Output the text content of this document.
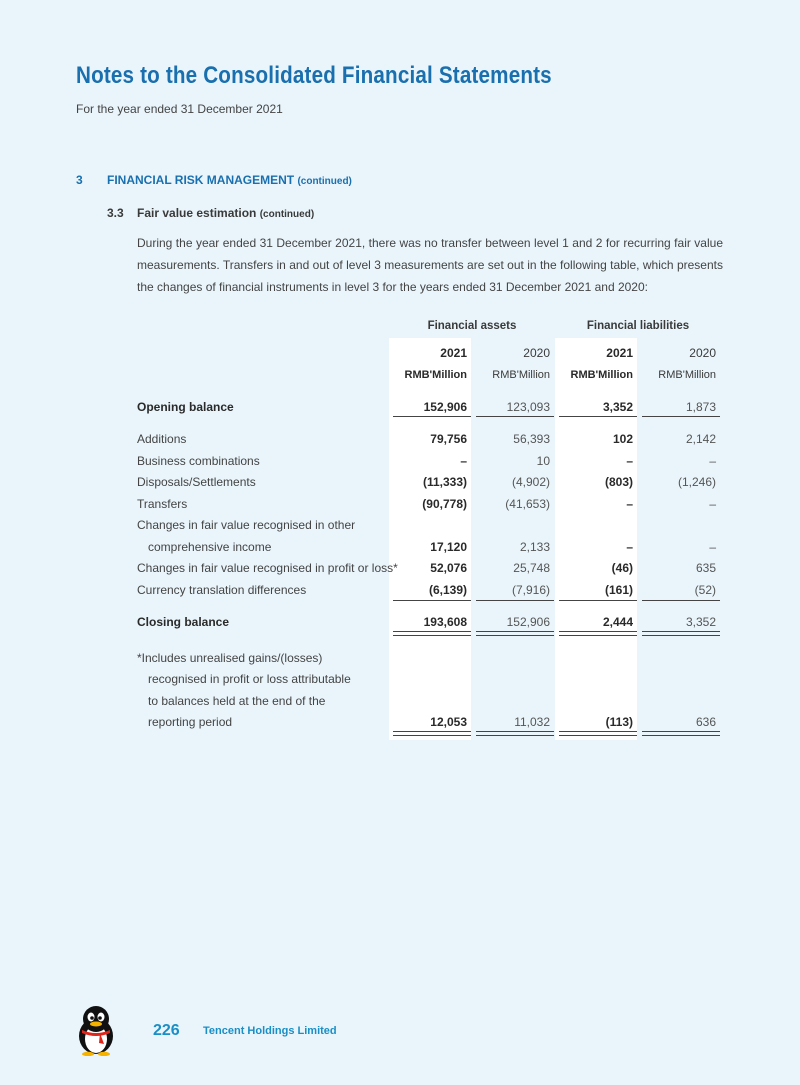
Notes to the Consolidated Financial Statements
For the year ended 31 December 2021
3 FINANCIAL RISK MANAGEMENT (continued)
3.3 Fair value estimation (continued)
During the year ended 31 December 2021, there was no transfer between level 1 and 2 for recurring fair value measurements. Transfers in and out of level 3 measurements are set out in the following table, which presents the changes of financial instruments in level 3 for the years ended 31 December 2021 and 2020:
Financial assets	Financial liabilities
2021	2020	2021	2020
RMB'Million	RMB'Million	RMB'Million	RMB'Million
Opening balance	152,906	123,093	3,352	1,873
Additions	79,756	56,393	102	2,142
Business combinations	–	10	–	–
Disposals/Settlements	(11,333)	(4,902)	(803)	(1,246)
Transfers	(90,778)	(41,653)	–	–
Changes in fair value recognised in other
comprehensive income	17,120	2,133	–	–
Changes in fair value recognised in profit or loss*	52,076	25,748	(46)	635
Currency translation differences	(6,139)	(7,916)	(161)	(52)
Closing balance	193,608	152,906	2,444	3,352
*Includes unrealised gains/(losses)
recognised in profit or loss attributable
to balances held at the end of the
reporting period	12,053	11,032	(113)	636
226 Tencent Holdings Limited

• • • • • • •

> **WRITTEN EXERCISE**
Say how many lines of the material contain the word "profit", with no other text.

> **ANSWER TO THIS TASK**
2